Goal :: Indicate only the number of lines in the listing below in which the word "Government" appears.

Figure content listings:
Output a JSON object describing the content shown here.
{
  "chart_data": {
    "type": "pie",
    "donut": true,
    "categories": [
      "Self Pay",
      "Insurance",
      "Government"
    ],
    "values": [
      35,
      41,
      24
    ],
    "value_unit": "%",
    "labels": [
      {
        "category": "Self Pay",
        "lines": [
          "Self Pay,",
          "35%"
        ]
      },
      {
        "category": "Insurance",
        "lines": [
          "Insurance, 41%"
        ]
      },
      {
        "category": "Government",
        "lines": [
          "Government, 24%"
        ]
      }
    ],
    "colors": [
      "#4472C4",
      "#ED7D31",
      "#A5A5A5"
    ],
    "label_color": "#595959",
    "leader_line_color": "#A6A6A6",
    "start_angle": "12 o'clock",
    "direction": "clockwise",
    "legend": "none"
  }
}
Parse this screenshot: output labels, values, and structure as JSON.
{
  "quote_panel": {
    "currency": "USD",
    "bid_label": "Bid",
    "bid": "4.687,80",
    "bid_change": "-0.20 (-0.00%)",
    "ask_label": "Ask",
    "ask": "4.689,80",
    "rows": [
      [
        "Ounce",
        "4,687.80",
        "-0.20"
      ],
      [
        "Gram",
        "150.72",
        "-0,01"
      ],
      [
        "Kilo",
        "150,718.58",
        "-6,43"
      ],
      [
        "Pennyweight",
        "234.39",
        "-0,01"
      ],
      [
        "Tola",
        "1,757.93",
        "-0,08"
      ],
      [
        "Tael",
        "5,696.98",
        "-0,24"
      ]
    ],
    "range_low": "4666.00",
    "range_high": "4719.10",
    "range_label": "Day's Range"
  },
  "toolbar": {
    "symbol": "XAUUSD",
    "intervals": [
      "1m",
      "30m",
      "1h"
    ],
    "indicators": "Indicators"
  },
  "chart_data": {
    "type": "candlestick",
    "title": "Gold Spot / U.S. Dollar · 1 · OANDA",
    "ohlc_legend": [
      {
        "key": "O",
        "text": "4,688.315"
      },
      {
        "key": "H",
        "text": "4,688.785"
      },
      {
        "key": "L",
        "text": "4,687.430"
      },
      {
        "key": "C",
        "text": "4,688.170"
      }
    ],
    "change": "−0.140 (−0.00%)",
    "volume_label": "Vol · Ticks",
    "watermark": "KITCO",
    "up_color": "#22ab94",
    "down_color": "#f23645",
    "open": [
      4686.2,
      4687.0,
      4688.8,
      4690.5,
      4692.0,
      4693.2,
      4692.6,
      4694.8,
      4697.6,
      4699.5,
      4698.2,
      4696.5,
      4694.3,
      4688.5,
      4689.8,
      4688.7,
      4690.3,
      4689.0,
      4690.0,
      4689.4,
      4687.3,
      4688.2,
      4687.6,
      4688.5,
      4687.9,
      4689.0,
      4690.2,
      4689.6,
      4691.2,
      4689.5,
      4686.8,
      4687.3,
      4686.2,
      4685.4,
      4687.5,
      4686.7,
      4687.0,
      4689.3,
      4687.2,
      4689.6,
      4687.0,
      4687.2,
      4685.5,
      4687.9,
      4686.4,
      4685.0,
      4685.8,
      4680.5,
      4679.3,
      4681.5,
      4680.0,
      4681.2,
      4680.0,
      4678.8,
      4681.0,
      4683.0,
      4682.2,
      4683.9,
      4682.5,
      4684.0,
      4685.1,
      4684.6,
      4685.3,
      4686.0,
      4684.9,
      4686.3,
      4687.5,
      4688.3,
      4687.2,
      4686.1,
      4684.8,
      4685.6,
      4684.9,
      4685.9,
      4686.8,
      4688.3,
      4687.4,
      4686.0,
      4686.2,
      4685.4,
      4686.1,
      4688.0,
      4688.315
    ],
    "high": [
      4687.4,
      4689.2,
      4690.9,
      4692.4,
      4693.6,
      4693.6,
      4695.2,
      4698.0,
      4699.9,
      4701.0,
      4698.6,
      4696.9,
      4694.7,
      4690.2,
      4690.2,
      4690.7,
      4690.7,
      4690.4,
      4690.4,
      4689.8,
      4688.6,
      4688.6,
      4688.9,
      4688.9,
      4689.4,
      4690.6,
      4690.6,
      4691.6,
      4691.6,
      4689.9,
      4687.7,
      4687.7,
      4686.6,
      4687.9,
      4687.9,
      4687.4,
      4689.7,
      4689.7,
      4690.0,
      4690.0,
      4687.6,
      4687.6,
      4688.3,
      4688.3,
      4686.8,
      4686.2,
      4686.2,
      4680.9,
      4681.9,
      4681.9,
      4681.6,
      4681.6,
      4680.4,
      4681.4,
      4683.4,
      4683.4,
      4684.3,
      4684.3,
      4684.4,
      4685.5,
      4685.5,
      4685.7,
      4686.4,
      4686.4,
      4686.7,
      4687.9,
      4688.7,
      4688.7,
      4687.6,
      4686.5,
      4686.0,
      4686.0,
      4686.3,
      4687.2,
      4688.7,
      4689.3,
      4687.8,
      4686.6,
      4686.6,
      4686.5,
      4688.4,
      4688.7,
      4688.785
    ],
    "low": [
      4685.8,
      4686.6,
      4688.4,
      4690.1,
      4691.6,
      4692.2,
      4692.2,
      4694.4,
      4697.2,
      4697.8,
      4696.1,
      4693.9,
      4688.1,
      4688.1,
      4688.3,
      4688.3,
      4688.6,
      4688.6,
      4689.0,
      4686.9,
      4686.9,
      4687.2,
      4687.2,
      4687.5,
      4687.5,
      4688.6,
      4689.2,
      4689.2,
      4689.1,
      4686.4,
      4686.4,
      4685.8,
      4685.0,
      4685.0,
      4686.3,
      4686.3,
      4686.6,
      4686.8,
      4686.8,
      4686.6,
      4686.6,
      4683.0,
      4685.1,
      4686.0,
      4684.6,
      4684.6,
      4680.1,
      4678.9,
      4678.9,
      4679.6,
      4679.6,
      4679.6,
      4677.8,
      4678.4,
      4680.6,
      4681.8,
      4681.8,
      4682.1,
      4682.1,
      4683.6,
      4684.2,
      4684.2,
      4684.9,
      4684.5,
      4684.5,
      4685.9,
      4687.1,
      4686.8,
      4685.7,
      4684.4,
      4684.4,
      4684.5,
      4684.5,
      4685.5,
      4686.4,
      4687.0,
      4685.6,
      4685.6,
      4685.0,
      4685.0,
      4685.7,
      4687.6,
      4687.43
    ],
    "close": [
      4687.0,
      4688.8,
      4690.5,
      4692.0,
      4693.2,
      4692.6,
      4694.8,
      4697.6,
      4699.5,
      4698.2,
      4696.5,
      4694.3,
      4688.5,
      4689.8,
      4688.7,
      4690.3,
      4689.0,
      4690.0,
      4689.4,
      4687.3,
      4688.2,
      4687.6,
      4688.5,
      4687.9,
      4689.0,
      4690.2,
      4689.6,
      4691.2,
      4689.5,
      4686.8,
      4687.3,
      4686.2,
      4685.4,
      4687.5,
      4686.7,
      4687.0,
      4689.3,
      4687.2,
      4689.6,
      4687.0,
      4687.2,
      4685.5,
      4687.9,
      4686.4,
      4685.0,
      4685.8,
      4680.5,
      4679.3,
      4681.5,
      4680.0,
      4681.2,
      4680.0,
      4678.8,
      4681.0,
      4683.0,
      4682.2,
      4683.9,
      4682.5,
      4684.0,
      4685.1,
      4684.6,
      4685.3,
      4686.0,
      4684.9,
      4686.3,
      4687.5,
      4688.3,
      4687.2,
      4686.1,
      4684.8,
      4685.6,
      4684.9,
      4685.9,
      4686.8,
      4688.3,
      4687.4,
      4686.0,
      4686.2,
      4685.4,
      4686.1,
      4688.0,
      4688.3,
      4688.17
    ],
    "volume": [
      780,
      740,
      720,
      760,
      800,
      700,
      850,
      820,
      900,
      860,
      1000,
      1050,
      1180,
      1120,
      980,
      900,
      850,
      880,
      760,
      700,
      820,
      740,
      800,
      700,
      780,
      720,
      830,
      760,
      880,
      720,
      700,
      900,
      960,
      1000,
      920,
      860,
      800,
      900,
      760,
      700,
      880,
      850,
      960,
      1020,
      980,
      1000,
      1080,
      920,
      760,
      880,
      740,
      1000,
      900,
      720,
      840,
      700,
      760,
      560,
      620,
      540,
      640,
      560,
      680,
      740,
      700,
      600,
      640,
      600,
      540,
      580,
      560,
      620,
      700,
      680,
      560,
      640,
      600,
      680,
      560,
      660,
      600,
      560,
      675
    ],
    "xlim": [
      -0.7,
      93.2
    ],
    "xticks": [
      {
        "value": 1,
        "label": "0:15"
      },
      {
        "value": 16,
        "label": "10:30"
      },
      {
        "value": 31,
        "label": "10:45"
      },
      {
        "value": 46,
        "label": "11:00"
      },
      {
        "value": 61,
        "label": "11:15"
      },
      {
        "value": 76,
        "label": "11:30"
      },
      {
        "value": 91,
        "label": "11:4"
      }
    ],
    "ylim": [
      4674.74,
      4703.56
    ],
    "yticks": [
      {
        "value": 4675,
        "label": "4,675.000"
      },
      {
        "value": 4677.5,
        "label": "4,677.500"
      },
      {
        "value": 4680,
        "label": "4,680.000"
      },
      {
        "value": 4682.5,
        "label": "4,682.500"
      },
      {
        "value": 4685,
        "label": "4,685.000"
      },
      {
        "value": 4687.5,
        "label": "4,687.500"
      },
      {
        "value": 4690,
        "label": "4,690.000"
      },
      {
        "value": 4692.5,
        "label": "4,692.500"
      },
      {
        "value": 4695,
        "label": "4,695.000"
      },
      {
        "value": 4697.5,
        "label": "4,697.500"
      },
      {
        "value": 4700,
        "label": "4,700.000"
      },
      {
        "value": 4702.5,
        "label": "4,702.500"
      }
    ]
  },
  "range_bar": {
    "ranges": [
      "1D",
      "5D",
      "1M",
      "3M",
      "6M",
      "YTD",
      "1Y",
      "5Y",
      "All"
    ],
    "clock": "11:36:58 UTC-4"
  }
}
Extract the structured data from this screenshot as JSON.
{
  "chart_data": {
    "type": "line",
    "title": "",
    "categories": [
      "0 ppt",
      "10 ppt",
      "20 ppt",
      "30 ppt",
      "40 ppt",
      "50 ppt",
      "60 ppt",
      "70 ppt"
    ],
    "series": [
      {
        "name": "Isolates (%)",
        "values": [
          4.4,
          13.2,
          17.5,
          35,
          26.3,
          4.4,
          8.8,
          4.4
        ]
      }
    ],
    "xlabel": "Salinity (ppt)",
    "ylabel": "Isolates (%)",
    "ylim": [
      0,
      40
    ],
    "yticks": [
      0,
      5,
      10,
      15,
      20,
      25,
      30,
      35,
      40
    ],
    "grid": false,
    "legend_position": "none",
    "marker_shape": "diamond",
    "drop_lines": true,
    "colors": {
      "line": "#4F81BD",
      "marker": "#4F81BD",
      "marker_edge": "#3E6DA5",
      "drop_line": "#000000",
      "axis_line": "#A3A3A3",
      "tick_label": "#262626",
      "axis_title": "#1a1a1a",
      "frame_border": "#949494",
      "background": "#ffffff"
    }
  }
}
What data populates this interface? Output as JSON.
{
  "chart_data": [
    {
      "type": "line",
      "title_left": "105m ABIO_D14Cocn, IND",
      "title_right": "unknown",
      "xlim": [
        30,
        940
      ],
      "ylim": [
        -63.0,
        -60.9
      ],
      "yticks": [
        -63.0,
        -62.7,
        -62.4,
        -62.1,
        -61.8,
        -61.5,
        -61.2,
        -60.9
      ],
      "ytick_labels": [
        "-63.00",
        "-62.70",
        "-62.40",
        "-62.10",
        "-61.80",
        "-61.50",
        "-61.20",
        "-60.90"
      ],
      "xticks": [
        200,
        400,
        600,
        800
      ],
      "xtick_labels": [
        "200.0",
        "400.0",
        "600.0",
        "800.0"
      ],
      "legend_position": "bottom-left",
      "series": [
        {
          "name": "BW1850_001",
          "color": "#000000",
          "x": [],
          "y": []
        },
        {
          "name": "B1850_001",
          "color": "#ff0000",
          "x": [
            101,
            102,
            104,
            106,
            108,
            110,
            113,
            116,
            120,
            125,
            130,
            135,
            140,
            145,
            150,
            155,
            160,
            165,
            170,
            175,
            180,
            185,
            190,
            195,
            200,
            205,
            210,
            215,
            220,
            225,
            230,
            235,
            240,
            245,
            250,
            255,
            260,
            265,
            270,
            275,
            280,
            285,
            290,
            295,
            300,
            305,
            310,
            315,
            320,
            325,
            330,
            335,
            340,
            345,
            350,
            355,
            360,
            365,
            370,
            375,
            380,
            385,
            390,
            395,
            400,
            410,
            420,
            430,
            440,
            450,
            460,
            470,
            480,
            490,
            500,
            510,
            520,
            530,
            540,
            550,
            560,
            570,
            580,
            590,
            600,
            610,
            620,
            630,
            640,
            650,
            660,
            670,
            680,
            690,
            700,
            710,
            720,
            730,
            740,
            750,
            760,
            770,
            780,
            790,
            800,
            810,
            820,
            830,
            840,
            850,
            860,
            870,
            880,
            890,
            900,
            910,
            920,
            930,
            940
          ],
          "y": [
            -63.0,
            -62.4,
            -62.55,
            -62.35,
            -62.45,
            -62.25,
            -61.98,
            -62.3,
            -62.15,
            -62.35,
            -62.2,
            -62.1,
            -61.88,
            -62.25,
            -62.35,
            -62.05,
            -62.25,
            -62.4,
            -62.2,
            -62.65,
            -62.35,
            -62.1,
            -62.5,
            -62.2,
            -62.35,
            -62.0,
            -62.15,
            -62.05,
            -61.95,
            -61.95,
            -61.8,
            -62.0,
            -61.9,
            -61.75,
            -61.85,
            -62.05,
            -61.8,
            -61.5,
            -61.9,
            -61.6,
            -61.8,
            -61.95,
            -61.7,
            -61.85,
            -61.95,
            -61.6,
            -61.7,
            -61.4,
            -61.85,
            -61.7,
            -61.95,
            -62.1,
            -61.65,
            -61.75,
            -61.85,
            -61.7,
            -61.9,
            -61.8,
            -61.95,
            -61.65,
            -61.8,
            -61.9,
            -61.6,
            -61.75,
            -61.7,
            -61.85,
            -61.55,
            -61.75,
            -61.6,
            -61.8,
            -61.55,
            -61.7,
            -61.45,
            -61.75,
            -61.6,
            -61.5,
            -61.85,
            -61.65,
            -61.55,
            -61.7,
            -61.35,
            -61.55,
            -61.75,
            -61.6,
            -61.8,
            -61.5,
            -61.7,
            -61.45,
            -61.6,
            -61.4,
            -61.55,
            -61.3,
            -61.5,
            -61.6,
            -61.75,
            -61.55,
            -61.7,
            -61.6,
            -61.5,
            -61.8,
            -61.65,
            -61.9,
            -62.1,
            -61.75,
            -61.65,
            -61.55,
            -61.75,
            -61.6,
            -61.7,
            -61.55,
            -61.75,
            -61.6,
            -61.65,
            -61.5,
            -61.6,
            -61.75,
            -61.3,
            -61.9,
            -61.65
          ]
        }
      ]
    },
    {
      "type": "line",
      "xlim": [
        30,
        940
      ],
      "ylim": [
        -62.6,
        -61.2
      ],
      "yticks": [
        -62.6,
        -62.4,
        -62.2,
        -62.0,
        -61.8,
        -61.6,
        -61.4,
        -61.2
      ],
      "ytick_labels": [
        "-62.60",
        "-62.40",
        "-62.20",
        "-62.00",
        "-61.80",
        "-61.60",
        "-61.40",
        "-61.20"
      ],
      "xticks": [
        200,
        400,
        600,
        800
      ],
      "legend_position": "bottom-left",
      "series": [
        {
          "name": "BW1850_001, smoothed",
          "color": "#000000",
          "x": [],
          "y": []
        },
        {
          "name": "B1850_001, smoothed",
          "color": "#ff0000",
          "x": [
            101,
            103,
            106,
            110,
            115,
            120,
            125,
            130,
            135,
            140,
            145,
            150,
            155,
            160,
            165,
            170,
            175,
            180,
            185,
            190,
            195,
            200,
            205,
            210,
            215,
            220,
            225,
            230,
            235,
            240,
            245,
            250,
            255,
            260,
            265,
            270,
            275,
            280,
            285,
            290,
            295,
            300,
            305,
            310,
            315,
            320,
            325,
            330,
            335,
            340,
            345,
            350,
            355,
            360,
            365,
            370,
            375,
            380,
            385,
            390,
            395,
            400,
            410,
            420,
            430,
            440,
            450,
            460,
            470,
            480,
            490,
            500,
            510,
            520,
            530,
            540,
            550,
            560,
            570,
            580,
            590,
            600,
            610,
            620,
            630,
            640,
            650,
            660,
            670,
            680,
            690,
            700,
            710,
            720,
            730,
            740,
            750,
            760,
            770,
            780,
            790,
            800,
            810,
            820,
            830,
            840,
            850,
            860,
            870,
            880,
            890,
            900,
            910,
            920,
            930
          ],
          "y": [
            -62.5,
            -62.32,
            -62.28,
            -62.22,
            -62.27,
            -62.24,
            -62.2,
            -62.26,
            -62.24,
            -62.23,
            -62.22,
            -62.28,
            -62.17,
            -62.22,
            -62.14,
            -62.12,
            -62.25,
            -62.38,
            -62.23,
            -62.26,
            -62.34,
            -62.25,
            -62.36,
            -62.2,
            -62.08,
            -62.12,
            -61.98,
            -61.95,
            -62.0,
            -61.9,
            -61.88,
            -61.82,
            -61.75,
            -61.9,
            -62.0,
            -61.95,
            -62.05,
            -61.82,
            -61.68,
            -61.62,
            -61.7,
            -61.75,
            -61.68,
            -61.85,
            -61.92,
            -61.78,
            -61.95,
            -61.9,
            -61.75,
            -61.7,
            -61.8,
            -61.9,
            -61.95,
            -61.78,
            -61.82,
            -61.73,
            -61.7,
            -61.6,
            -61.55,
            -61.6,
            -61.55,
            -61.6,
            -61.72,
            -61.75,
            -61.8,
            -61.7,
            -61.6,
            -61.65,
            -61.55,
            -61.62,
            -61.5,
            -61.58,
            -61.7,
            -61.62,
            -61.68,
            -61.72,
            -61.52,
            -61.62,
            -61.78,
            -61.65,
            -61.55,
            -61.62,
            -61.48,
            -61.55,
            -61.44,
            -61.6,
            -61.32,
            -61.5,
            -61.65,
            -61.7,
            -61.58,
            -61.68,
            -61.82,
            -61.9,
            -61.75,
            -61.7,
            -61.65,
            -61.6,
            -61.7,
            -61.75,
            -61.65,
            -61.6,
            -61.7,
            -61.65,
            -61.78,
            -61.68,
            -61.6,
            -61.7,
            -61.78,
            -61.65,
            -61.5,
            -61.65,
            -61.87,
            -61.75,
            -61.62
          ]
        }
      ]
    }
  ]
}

Task output :: 3